State only how many lines contain the string "capture".

** BEGIN Input rows **

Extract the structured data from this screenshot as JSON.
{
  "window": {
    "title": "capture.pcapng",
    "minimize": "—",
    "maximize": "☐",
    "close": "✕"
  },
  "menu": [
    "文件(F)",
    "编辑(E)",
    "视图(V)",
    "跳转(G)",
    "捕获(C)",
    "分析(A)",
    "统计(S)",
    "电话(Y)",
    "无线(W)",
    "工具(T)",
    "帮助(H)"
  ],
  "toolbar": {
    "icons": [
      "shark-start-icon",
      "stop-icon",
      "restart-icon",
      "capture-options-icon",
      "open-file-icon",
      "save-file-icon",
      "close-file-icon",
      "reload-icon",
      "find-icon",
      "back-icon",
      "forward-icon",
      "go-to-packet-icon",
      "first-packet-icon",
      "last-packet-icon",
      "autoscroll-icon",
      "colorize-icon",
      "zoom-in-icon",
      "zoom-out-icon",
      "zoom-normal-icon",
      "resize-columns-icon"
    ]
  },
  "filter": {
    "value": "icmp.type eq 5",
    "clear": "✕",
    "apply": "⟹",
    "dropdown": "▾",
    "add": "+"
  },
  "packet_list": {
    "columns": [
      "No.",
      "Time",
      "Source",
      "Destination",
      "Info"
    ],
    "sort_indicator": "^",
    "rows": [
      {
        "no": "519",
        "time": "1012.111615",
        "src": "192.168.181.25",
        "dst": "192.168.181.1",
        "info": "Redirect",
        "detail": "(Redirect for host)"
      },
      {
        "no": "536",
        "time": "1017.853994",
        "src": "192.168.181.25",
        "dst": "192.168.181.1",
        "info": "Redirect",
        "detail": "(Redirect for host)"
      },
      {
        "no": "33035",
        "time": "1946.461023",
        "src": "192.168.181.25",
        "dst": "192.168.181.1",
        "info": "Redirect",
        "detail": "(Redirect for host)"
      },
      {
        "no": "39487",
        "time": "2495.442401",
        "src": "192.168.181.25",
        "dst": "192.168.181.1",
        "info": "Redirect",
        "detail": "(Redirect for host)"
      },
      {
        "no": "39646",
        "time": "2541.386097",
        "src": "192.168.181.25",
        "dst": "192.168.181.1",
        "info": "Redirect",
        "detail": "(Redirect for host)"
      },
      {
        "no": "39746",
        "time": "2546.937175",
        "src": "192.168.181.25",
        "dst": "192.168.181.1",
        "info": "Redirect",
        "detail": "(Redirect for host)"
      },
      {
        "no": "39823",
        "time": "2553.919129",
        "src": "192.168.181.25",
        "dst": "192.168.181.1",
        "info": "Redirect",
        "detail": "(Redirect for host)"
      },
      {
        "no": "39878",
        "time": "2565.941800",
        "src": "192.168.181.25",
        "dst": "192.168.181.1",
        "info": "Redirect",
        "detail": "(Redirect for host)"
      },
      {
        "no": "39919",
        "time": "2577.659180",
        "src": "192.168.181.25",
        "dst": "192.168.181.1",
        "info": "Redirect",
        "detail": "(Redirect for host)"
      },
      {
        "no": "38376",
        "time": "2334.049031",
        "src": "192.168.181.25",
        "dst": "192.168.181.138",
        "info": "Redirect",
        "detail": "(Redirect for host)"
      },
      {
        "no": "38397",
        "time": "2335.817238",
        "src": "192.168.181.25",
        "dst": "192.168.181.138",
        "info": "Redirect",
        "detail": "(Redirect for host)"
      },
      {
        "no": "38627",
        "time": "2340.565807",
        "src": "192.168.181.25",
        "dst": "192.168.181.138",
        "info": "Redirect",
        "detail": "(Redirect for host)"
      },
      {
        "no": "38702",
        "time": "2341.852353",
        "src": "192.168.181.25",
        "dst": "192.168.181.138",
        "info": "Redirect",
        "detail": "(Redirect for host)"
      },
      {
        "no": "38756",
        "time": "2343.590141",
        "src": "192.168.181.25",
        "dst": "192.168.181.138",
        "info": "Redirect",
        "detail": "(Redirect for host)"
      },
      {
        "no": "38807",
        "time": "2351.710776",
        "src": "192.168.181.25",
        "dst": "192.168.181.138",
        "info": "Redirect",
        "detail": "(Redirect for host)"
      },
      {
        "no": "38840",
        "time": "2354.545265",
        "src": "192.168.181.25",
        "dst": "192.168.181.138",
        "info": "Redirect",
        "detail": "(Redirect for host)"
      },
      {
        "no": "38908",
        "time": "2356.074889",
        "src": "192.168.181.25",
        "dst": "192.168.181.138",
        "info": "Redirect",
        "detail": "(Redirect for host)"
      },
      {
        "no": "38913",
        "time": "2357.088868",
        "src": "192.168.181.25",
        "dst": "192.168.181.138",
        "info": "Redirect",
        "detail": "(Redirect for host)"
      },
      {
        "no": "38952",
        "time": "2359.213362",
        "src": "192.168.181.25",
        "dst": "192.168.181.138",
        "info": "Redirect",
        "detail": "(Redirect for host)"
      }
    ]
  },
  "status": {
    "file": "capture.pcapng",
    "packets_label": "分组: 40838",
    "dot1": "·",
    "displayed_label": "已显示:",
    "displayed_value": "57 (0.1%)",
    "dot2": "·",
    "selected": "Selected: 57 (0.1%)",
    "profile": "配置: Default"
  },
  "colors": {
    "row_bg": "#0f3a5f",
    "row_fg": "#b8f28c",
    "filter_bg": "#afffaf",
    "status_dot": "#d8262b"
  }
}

** END Input rows **

### The answer
3